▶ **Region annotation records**

************

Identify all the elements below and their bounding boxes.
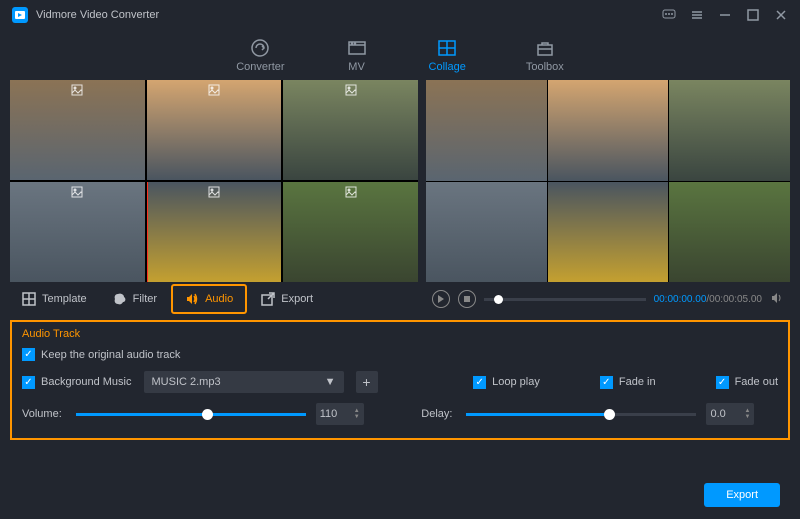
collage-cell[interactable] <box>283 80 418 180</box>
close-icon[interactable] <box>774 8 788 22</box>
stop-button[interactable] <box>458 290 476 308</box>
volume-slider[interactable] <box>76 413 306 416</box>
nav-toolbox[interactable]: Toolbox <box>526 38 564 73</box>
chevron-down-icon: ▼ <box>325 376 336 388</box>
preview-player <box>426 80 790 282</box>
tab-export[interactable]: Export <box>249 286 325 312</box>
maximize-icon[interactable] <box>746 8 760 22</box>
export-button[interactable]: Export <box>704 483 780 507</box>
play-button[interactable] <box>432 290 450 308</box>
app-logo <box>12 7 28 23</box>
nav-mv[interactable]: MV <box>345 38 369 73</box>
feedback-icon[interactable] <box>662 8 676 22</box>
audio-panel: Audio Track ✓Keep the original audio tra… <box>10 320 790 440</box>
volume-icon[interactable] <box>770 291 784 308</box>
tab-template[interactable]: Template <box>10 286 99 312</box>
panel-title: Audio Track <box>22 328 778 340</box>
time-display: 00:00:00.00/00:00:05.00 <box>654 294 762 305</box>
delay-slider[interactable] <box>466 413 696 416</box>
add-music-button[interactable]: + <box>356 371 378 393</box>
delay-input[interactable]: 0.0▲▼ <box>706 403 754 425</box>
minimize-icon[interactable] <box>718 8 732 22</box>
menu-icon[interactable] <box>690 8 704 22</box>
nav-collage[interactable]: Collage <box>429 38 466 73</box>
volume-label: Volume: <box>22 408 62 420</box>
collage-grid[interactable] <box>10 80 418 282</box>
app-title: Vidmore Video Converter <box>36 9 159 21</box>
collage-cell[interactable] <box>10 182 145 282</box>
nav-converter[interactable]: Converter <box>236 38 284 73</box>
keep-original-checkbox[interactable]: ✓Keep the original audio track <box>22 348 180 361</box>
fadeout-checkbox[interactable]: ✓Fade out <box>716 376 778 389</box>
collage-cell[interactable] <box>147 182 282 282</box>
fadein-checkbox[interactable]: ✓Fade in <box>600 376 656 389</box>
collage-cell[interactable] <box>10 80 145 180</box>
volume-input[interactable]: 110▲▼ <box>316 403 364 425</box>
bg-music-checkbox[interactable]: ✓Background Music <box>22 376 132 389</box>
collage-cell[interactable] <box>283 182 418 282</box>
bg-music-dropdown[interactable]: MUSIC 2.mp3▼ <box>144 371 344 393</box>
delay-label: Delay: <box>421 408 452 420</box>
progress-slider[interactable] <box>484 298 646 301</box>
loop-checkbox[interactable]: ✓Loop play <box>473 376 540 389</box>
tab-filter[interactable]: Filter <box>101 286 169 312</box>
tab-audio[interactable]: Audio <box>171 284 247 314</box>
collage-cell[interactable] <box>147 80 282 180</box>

************

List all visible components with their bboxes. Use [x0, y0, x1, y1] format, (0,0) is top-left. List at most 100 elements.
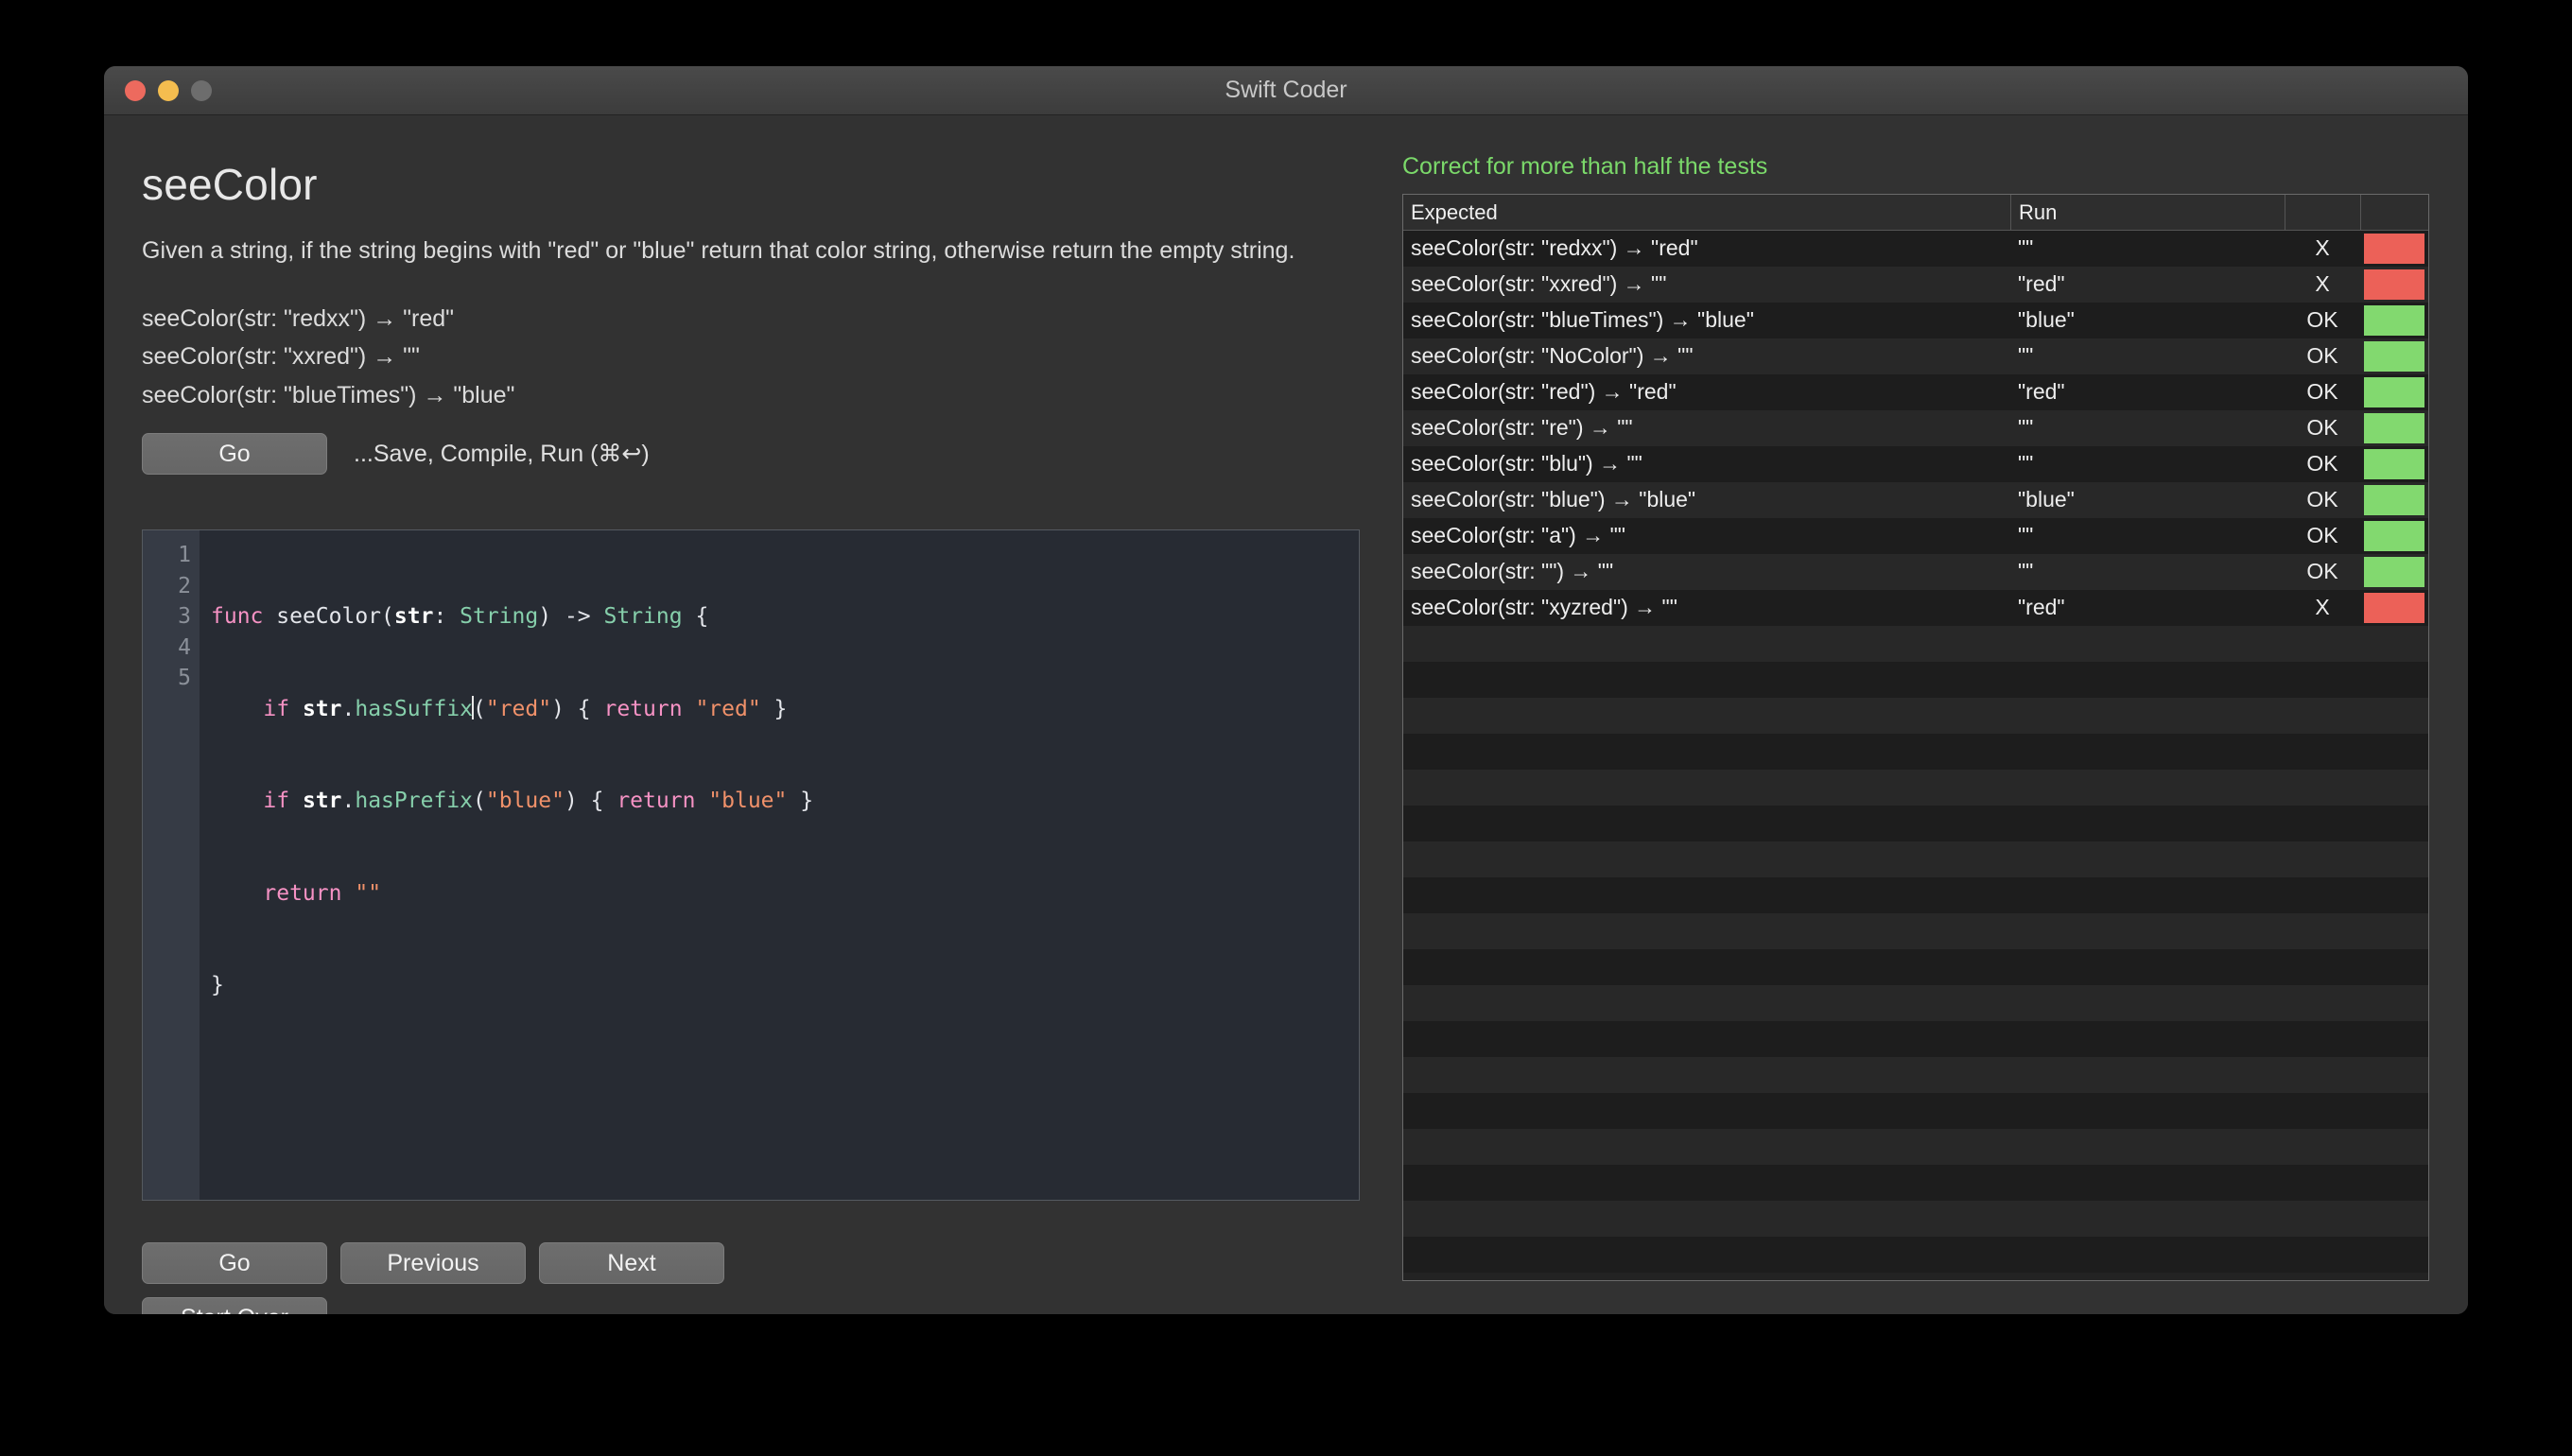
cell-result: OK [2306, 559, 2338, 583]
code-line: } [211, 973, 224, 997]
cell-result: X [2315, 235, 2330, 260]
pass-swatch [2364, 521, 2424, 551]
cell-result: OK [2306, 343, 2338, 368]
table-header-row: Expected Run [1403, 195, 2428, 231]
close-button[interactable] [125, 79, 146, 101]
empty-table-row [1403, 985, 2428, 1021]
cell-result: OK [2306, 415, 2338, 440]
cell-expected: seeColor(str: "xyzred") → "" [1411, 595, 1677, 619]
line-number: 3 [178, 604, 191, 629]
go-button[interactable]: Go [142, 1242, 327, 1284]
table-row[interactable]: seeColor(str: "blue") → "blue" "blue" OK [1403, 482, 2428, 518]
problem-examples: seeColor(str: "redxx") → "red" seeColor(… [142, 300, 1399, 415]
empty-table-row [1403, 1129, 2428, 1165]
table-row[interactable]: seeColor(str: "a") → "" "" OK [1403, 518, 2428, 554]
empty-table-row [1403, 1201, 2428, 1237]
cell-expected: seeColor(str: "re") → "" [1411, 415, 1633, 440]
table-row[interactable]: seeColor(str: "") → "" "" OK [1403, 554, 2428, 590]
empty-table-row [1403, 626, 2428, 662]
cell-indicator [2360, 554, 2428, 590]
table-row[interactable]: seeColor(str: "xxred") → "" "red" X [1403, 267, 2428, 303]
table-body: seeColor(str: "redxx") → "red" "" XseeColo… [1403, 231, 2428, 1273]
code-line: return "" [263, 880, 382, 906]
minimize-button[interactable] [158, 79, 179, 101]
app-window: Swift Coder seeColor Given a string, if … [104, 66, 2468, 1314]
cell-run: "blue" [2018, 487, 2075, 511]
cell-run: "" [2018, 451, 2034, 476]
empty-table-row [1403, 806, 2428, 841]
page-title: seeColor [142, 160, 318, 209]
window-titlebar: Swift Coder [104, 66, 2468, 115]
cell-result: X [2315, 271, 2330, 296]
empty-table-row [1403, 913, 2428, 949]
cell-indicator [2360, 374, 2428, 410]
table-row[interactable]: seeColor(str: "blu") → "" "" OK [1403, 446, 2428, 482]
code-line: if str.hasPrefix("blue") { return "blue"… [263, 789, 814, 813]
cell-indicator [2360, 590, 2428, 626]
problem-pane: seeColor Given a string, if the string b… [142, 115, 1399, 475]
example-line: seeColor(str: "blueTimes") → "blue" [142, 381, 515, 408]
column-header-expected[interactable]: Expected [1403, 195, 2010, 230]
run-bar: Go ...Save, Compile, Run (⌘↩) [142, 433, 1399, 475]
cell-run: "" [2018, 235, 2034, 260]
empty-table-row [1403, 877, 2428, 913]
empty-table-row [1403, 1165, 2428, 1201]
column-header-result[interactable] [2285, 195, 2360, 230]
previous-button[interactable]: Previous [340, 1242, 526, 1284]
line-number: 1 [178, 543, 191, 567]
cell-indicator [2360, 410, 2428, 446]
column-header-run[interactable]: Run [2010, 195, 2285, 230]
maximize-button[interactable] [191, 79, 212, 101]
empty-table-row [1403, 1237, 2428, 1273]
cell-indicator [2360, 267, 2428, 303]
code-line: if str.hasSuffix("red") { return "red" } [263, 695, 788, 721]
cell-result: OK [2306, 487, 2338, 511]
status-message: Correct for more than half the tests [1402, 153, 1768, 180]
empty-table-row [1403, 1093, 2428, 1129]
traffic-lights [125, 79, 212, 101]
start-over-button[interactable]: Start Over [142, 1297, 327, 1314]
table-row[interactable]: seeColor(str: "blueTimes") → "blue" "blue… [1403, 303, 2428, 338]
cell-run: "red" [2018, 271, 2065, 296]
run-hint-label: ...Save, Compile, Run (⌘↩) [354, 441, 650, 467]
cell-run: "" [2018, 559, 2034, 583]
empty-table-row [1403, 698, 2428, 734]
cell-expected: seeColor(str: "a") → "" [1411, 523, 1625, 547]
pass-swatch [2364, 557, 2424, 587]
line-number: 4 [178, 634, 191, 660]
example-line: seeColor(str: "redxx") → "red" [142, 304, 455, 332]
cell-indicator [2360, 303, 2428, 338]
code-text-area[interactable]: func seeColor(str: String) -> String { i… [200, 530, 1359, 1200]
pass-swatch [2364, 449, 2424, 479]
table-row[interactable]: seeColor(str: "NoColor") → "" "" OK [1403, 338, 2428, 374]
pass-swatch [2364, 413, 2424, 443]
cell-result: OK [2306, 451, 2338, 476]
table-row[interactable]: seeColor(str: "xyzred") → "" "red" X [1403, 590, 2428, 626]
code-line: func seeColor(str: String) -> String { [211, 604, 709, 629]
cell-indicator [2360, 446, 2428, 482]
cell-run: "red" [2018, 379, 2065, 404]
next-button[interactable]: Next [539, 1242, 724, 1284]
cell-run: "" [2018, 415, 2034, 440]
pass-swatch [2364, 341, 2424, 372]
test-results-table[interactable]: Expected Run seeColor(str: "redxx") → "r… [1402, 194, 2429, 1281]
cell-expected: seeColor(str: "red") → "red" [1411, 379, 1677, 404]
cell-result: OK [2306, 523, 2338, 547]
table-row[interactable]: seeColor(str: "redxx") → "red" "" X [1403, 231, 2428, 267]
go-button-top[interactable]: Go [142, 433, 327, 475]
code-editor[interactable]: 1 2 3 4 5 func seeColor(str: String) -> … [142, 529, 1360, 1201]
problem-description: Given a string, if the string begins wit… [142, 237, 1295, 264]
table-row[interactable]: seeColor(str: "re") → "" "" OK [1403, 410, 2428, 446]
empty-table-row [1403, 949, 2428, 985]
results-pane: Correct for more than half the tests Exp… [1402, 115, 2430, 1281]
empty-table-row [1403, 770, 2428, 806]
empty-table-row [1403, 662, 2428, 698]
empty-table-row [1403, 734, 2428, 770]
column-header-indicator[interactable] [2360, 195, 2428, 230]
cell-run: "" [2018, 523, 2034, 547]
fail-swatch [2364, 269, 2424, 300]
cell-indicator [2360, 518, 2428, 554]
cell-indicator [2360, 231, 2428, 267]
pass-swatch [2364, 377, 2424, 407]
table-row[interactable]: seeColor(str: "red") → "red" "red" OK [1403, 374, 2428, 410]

************

Quote the stretch of items from the line containing "collage-cell[interactable] <box>283 80" through the line containing "maximize-icon[interactable] <box>746 8", both included, word for word.

collage-cell[interactable] <box>283 80 418 180</box>
close-icon[interactable] <box>774 8 788 22</box>
stop-button[interactable] <box>458 290 476 308</box>
volume-slider[interactable] <box>76 413 306 416</box>
nav-toolbox[interactable]: Toolbox <box>526 38 564 73</box>
chevron-down-icon: ▼ <box>325 376 336 388</box>
preview-player <box>426 80 790 282</box>
tab-export[interactable]: Export <box>249 286 325 312</box>
maximize-icon[interactable] <box>746 8 760 22</box>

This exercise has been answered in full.